» **ENTRIES**:
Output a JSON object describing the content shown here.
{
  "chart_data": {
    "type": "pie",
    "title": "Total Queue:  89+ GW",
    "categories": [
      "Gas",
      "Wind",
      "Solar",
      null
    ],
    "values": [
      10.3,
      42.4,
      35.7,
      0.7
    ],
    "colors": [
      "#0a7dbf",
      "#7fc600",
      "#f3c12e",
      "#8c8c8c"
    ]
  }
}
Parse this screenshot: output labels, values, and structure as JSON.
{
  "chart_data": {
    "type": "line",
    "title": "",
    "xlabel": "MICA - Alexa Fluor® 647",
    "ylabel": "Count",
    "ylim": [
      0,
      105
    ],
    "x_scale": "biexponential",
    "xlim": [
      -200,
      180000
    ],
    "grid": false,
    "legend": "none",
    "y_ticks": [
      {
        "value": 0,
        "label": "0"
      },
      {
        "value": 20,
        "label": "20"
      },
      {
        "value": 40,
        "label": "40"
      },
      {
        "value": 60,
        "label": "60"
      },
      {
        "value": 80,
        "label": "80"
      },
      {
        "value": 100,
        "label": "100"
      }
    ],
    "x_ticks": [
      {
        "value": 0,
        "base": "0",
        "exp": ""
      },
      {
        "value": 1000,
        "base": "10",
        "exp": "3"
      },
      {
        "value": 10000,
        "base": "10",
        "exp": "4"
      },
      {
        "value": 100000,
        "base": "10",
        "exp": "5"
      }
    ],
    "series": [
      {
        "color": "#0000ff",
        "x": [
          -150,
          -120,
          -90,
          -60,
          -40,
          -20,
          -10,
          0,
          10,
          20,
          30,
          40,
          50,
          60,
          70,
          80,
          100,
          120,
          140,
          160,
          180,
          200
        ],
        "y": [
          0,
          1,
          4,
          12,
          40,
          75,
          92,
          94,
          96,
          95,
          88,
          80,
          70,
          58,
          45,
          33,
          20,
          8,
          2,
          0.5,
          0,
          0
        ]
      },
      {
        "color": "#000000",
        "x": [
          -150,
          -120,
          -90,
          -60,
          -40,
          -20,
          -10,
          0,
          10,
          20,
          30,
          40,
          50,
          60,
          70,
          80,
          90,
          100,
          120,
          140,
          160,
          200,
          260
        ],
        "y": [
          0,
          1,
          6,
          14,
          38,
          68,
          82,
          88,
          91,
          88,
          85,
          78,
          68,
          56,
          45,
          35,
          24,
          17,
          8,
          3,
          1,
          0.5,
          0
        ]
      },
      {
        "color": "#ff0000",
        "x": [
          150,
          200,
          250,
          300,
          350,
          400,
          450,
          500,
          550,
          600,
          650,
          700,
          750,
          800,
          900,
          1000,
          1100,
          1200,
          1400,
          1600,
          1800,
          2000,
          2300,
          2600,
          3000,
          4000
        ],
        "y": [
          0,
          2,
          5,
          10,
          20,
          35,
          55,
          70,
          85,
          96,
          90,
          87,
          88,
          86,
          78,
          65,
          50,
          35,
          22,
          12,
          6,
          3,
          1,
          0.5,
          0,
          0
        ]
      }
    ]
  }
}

» **DIRECTIONS FOR THIS TASK**: Every record above should be output exactly.

» **RESPONSE FOR THIS EXERCISE**:
Output a JSON object describing the content shown here.
{
  "chart_data": {
    "type": "pie",
    "title": "Total Queue:  89+ GW",
    "categories": [
      "Gas",
      "Wind",
      "Solar",
      null
    ],
    "values": [
      10.3,
      42.4,
      35.7,
      0.7
    ],
    "colors": [
      "#0a7dbf",
      "#7fc600",
      "#f3c12e",
      "#8c8c8c"
    ]
  }
}
Parse this screenshot: output labels, values, and structure as JSON.
{
  "chart_data": {
    "type": "line",
    "title": "",
    "xlabel": "MICA - Alexa Fluor® 647",
    "ylabel": "Count",
    "ylim": [
      0,
      105
    ],
    "x_scale": "biexponential",
    "xlim": [
      -200,
      180000
    ],
    "grid": false,
    "legend": "none",
    "y_ticks": [
      {
        "value": 0,
        "label": "0"
      },
      {
        "value": 20,
        "label": "20"
      },
      {
        "value": 40,
        "label": "40"
      },
      {
        "value": 60,
        "label": "60"
      },
      {
        "value": 80,
        "label": "80"
      },
      {
        "value": 100,
        "label": "100"
      }
    ],
    "x_ticks": [
      {
        "value": 0,
        "base": "0",
        "exp": ""
      },
      {
        "value": 1000,
        "base": "10",
        "exp": "3"
      },
      {
        "value": 10000,
        "base": "10",
        "exp": "4"
      },
      {
        "value": 100000,
        "base": "10",
        "exp": "5"
      }
    ],
    "series": [
      {
        "color": "#0000ff",
        "x": [
          -150,
          -120,
          -90,
          -60,
          -40,
          -20,
          -10,
          0,
          10,
          20,
          30,
          40,
          50,
          60,
          70,
          80,
          100,
          120,
          140,
          160,
          180,
          200
        ],
        "y": [
          0,
          1,
          4,
          12,
          40,
          75,
          92,
          94,
          96,
          95,
          88,
          80,
          70,
          58,
          45,
          33,
          20,
          8,
          2,
          0.5,
          0,
          0
        ]
      },
      {
        "color": "#000000",
        "x": [
          -150,
          -120,
          -90,
          -60,
          -40,
          -20,
          -10,
          0,
          10,
          20,
          30,
          40,
          50,
          60,
          70,
          80,
          90,
          100,
          120,
          140,
          160,
          200,
          260
        ],
        "y": [
          0,
          1,
          6,
          14,
          38,
          68,
          82,
          88,
          91,
          88,
          85,
          78,
          68,
          56,
          45,
          35,
          24,
          17,
          8,
          3,
          1,
          0.5,
          0
        ]
      },
      {
        "color": "#ff0000",
        "x": [
          150,
          200,
          250,
          300,
          350,
          400,
          450,
          500,
          550,
          600,
          650,
          700,
          750,
          800,
          900,
          1000,
          1100,
          1200,
          1400,
          1600,
          1800,
          2000,
          2300,
          2600,
          3000,
          4000
        ],
        "y": [
          0,
          2,
          5,
          10,
          20,
          35,
          55,
          70,
          85,
          96,
          90,
          87,
          88,
          86,
          78,
          65,
          50,
          35,
          22,
          12,
          6,
          3,
          1,
          0.5,
          0,
          0
        ]
      }
    ]
  }
}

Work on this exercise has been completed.